Work item: Could you print each line of the material below exactly?

Data extracts:
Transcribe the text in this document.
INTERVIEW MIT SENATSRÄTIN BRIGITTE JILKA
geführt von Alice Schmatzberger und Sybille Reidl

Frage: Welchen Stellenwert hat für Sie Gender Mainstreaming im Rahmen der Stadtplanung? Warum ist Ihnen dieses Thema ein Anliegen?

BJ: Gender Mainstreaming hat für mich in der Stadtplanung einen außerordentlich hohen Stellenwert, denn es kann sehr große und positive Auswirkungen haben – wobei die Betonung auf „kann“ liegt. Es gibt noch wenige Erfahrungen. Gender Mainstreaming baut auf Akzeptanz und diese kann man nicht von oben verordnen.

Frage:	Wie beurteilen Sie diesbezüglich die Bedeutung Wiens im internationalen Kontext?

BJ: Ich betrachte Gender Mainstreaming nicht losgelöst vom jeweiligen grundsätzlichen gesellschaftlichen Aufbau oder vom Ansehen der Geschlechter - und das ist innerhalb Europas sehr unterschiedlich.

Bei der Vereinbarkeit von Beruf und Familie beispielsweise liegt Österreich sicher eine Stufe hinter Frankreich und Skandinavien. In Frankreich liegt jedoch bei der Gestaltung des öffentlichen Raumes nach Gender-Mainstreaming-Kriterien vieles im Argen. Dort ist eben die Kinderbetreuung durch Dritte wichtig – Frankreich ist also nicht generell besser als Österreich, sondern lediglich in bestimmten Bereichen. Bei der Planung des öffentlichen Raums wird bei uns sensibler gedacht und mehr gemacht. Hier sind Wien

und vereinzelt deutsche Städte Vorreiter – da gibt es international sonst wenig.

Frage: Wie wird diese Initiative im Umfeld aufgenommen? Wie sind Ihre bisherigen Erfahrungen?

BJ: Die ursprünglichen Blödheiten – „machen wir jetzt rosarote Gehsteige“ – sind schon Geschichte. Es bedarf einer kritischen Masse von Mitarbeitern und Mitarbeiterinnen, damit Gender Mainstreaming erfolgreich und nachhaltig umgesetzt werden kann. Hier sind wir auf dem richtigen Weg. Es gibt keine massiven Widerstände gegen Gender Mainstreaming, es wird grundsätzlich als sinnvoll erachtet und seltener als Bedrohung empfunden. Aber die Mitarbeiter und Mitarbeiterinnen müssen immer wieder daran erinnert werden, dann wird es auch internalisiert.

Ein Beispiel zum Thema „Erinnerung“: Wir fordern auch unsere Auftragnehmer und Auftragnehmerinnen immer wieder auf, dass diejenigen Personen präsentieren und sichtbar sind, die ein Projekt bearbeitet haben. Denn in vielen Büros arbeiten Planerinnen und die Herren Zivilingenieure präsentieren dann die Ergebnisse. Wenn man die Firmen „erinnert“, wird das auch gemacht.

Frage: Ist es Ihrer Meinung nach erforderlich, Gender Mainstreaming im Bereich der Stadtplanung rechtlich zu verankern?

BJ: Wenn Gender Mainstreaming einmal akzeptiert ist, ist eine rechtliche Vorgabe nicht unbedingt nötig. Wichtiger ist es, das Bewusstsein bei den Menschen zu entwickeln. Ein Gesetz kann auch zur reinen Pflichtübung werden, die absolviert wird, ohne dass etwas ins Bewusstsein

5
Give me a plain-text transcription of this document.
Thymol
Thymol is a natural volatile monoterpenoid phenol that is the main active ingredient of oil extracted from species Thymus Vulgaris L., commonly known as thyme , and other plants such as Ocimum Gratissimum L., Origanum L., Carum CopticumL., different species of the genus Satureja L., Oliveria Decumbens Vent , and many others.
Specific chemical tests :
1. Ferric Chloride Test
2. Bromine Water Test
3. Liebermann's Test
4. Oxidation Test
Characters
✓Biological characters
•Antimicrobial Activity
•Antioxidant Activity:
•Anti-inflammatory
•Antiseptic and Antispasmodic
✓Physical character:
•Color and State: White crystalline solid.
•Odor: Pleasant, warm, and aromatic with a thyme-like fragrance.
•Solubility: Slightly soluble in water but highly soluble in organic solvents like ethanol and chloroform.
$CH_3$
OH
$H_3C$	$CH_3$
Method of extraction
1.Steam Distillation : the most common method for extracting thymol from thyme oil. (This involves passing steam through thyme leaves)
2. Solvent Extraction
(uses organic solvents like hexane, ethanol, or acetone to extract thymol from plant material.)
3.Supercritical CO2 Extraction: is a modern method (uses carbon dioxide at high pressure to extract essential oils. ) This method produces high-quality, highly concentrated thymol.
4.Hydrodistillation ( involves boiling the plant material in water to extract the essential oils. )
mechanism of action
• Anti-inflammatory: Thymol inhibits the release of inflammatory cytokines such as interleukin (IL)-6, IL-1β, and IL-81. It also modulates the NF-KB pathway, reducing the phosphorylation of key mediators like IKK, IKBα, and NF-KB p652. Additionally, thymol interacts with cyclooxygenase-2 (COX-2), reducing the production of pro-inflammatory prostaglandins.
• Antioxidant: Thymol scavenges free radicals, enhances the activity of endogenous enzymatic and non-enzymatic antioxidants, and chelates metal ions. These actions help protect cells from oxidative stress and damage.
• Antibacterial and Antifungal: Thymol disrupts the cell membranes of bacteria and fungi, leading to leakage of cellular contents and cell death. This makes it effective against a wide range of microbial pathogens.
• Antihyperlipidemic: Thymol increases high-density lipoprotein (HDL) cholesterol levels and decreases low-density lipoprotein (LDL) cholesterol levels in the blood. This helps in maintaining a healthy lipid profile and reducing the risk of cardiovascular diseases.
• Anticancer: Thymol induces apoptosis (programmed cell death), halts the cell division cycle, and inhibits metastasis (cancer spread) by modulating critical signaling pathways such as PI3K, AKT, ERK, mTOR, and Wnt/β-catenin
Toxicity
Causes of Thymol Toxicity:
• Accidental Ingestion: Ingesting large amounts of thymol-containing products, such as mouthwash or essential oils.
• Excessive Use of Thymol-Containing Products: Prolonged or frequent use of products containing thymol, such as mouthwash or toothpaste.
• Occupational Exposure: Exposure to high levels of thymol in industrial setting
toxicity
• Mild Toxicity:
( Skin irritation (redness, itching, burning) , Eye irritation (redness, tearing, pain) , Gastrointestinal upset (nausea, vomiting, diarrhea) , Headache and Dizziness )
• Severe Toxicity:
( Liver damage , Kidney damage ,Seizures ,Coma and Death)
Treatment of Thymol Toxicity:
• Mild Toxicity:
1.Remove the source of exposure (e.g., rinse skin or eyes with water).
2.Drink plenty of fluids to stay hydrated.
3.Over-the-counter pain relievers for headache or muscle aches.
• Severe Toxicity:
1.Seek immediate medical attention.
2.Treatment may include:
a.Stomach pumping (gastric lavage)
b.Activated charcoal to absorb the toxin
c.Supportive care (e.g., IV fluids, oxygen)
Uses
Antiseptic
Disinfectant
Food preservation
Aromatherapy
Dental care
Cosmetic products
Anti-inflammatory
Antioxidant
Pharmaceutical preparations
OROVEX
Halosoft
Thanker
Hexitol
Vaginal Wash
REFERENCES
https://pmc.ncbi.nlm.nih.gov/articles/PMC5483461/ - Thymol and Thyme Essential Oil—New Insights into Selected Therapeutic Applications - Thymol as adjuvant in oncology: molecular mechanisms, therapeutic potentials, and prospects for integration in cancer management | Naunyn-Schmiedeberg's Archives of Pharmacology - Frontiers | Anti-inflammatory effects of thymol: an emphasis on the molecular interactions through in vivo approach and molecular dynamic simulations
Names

Answer for this exercise:
Transcribe the text in this document.
INTERVIEW MIT SENATSRÄTIN BRIGITTE JILKA
geführt von Alice Schmatzberger und Sybille Reidl

Frage: Welchen Stellenwert hat für Sie Gender Mainstreaming im Rahmen der Stadtplanung? Warum ist Ihnen dieses Thema ein Anliegen?

BJ: Gender Mainstreaming hat für mich in der Stadtplanung einen außerordentlich hohen Stellenwert, denn es kann sehr große und positive Auswirkungen haben – wobei die Betonung auf „kann“ liegt. Es gibt noch wenige Erfahrungen. Gender Mainstreaming baut auf Akzeptanz und diese kann man nicht von oben verordnen.

Frage:	Wie beurteilen Sie diesbezüglich die Bedeutung Wiens im internationalen Kontext?

BJ: Ich betrachte Gender Mainstreaming nicht losgelöst vom jeweiligen grundsätzlichen gesellschaftlichen Aufbau oder vom Ansehen der Geschlechter - und das ist innerhalb Europas sehr unterschiedlich.

Bei der Vereinbarkeit von Beruf und Familie beispielsweise liegt Österreich sicher eine Stufe hinter Frankreich und Skandinavien. In Frankreich liegt jedoch bei der Gestaltung des öffentlichen Raumes nach Gender-Mainstreaming-Kriterien vieles im Argen. Dort ist eben die Kinderbetreuung durch Dritte wichtig – Frankreich ist also nicht generell besser als Österreich, sondern lediglich in bestimmten Bereichen. Bei der Planung des öffentlichen Raums wird bei uns sensibler gedacht und mehr gemacht. Hier sind Wien

und vereinzelt deutsche Städte Vorreiter – da gibt es international sonst wenig.

Frage: Wie wird diese Initiative im Umfeld aufgenommen? Wie sind Ihre bisherigen Erfahrungen?

BJ: Die ursprünglichen Blödheiten – „machen wir jetzt rosarote Gehsteige“ – sind schon Geschichte. Es bedarf einer kritischen Masse von Mitarbeitern und Mitarbeiterinnen, damit Gender Mainstreaming erfolgreich und nachhaltig umgesetzt werden kann. Hier sind wir auf dem richtigen Weg. Es gibt keine massiven Widerstände gegen Gender Mainstreaming, es wird grundsätzlich als sinnvoll erachtet und seltener als Bedrohung empfunden. Aber die Mitarbeiter und Mitarbeiterinnen müssen immer wieder daran erinnert werden, dann wird es auch internalisiert.

Ein Beispiel zum Thema „Erinnerung“: Wir fordern auch unsere Auftragnehmer und Auftragnehmerinnen immer wieder auf, dass diejenigen Personen präsentieren und sichtbar sind, die ein Projekt bearbeitet haben. Denn in vielen Büros arbeiten Planerinnen und die Herren Zivilingenieure präsentieren dann die Ergebnisse. Wenn man die Firmen „erinnert“, wird das auch gemacht.

Frage: Ist es Ihrer Meinung nach erforderlich, Gender Mainstreaming im Bereich der Stadtplanung rechtlich zu verankern?

BJ: Wenn Gender Mainstreaming einmal akzeptiert ist, ist eine rechtliche Vorgabe nicht unbedingt nötig. Wichtiger ist es, das Bewusstsein bei den Menschen zu entwickeln. Ein Gesetz kann auch zur reinen Pflichtübung werden, die absolviert wird, ohne dass etwas ins Bewusstsein

5
Give me a plain-text transcription of this document.
Thymol
Thymol is a natural volatile monoterpenoid phenol that is the main active ingredient of oil extracted from species Thymus Vulgaris L., commonly known as thyme , and other plants such as Ocimum Gratissimum L., Origanum L., Carum CopticumL., different species of the genus Satureja L., Oliveria Decumbens Vent , and many others.
Specific chemical tests :
1. Ferric Chloride Test
2. Bromine Water Test
3. Liebermann's Test
4. Oxidation Test
Characters
✓Biological characters
•Antimicrobial Activity
•Antioxidant Activity:
•Anti-inflammatory
•Antiseptic and Antispasmodic
✓Physical character:
•Color and State: White crystalline solid.
•Odor: Pleasant, warm, and aromatic with a thyme-like fragrance.
•Solubility: Slightly soluble in water but highly soluble in organic solvents like ethanol and chloroform.
$CH_3$
OH
$H_3C$	$CH_3$
Method of extraction
1.Steam Distillation : the most common method for extracting thymol from thyme oil. (This involves passing steam through thyme leaves)
2. Solvent Extraction
(uses organic solvents like hexane, ethanol, or acetone to extract thymol from plant material.)
3.Supercritical CO2 Extraction: is a modern method (uses carbon dioxide at high pressure to extract essential oils. ) This method produces high-quality, highly concentrated thymol.
4.Hydrodistillation ( involves boiling the plant material in water to extract the essential oils. )
mechanism of action
• Anti-inflammatory: Thymol inhibits the release of inflammatory cytokines such as interleukin (IL)-6, IL-1β, and IL-81. It also modulates the NF-KB pathway, reducing the phosphorylation of key mediators like IKK, IKBα, and NF-KB p652. Additionally, thymol interacts with cyclooxygenase-2 (COX-2), reducing the production of pro-inflammatory prostaglandins.
• Antioxidant: Thymol scavenges free radicals, enhances the activity of endogenous enzymatic and non-enzymatic antioxidants, and chelates metal ions. These actions help protect cells from oxidative stress and damage.
• Antibacterial and Antifungal: Thymol disrupts the cell membranes of bacteria and fungi, leading to leakage of cellular contents and cell death. This makes it effective against a wide range of microbial pathogens.
• Antihyperlipidemic: Thymol increases high-density lipoprotein (HDL) cholesterol levels and decreases low-density lipoprotein (LDL) cholesterol levels in the blood. This helps in maintaining a healthy lipid profile and reducing the risk of cardiovascular diseases.
• Anticancer: Thymol induces apoptosis (programmed cell death), halts the cell division cycle, and inhibits metastasis (cancer spread) by modulating critical signaling pathways such as PI3K, AKT, ERK, mTOR, and Wnt/β-catenin
Toxicity
Causes of Thymol Toxicity:
• Accidental Ingestion: Ingesting large amounts of thymol-containing products, such as mouthwash or essential oils.
• Excessive Use of Thymol-Containing Products: Prolonged or frequent use of products containing thymol, such as mouthwash or toothpaste.
• Occupational Exposure: Exposure to high levels of thymol in industrial setting
toxicity
• Mild Toxicity:
( Skin irritation (redness, itching, burning) , Eye irritation (redness, tearing, pain) , Gastrointestinal upset (nausea, vomiting, diarrhea) , Headache and Dizziness )
• Severe Toxicity:
( Liver damage , Kidney damage ,Seizures ,Coma and Death)
Treatment of Thymol Toxicity:
• Mild Toxicity:
1.Remove the source of exposure (e.g., rinse skin or eyes with water).
2.Drink plenty of fluids to stay hydrated.
3.Over-the-counter pain relievers for headache or muscle aches.
• Severe Toxicity:
1.Seek immediate medical attention.
2.Treatment may include:
a.Stomach pumping (gastric lavage)
b.Activated charcoal to absorb the toxin
c.Supportive care (e.g., IV fluids, oxygen)
Uses
Antiseptic
Disinfectant
Food preservation
Aromatherapy
Dental care
Cosmetic products
Anti-inflammatory
Antioxidant
Pharmaceutical preparations
OROVEX
Halosoft
Thanker
Hexitol
Vaginal Wash
REFERENCES
https://pmc.ncbi.nlm.nih.gov/articles/PMC5483461/ - Thymol and Thyme Essential Oil—New Insights into Selected Therapeutic Applications - Thymol as adjuvant in oncology: molecular mechanisms, therapeutic potentials, and prospects for integration in cancer management | Naunyn-Schmiedeberg's Archives of Pharmacology - Frontiers | Anti-inflammatory effects of thymol: an emphasis on the molecular interactions through in vivo approach and molecular dynamic simulations
Names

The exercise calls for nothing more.